## WORK REQUIRED
Print all the records exactly, please.

## DATA PROVIDED

☆ ☆ ☆

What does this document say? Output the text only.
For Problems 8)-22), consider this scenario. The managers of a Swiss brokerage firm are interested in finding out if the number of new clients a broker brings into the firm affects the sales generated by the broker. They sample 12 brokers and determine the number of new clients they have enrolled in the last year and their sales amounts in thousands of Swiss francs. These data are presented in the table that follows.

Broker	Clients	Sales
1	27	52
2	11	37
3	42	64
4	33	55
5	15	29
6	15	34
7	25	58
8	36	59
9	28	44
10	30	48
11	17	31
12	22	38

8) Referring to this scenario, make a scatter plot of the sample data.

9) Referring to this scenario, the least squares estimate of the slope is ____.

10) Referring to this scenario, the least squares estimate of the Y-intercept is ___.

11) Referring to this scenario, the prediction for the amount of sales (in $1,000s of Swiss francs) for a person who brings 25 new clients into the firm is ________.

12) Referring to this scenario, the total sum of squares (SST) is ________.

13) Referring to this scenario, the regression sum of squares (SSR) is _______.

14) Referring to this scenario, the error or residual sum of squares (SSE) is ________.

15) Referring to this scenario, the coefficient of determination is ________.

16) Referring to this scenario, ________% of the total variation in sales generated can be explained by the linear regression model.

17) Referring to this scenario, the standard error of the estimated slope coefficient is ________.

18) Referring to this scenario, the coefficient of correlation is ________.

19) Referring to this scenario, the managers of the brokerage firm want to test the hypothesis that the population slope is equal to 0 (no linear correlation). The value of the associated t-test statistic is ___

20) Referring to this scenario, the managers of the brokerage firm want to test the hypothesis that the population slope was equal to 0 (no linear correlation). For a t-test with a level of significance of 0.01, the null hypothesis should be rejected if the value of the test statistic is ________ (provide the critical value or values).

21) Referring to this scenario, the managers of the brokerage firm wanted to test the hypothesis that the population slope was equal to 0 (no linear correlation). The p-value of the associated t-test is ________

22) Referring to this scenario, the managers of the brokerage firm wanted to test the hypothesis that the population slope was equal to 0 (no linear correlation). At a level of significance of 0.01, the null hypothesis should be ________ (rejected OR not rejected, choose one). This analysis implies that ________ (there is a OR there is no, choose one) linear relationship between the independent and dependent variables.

☆ ☆ ☆

## ANSWER TO THIS PROBLEM
What does this document say? Output the text only.
For Problems 8)-22), consider this scenario. The managers of a Swiss brokerage firm are interested in finding out if the number of new clients a broker brings into the firm affects the sales generated by the broker. They sample 12 brokers and determine the number of new clients they have enrolled in the last year and their sales amounts in thousands of Swiss francs. These data are presented in the table that follows.

Broker	Clients	Sales
1	27	52
2	11	37
3	42	64
4	33	55
5	15	29
6	15	34
7	25	58
8	36	59
9	28	44
10	30	48
11	17	31
12	22	38

8) Referring to this scenario, make a scatter plot of the sample data.

9) Referring to this scenario, the least squares estimate of the slope is ____.

10) Referring to this scenario, the least squares estimate of the Y-intercept is ___.

11) Referring to this scenario, the prediction for the amount of sales (in $1,000s of Swiss francs) for a person who brings 25 new clients into the firm is ________.

12) Referring to this scenario, the total sum of squares (SST) is ________.

13) Referring to this scenario, the regression sum of squares (SSR) is _______.

14) Referring to this scenario, the error or residual sum of squares (SSE) is ________.

15) Referring to this scenario, the coefficient of determination is ________.

16) Referring to this scenario, ________% of the total variation in sales generated can be explained by the linear regression model.

17) Referring to this scenario, the standard error of the estimated slope coefficient is ________.

18) Referring to this scenario, the coefficient of correlation is ________.

19) Referring to this scenario, the managers of the brokerage firm want to test the hypothesis that the population slope is equal to 0 (no linear correlation). The value of the associated t-test statistic is ___

20) Referring to this scenario, the managers of the brokerage firm want to test the hypothesis that the population slope was equal to 0 (no linear correlation). For a t-test with a level of significance of 0.01, the null hypothesis should be rejected if the value of the test statistic is ________ (provide the critical value or values).

21) Referring to this scenario, the managers of the brokerage firm wanted to test the hypothesis that the population slope was equal to 0 (no linear correlation). The p-value of the associated t-test is ________

22) Referring to this scenario, the managers of the brokerage firm wanted to test the hypothesis that the population slope was equal to 0 (no linear correlation). At a level of significance of 0.01, the null hypothesis should be ________ (rejected OR not rejected, choose one). This analysis implies that ________ (there is a OR there is no, choose one) linear relationship between the independent and dependent variables.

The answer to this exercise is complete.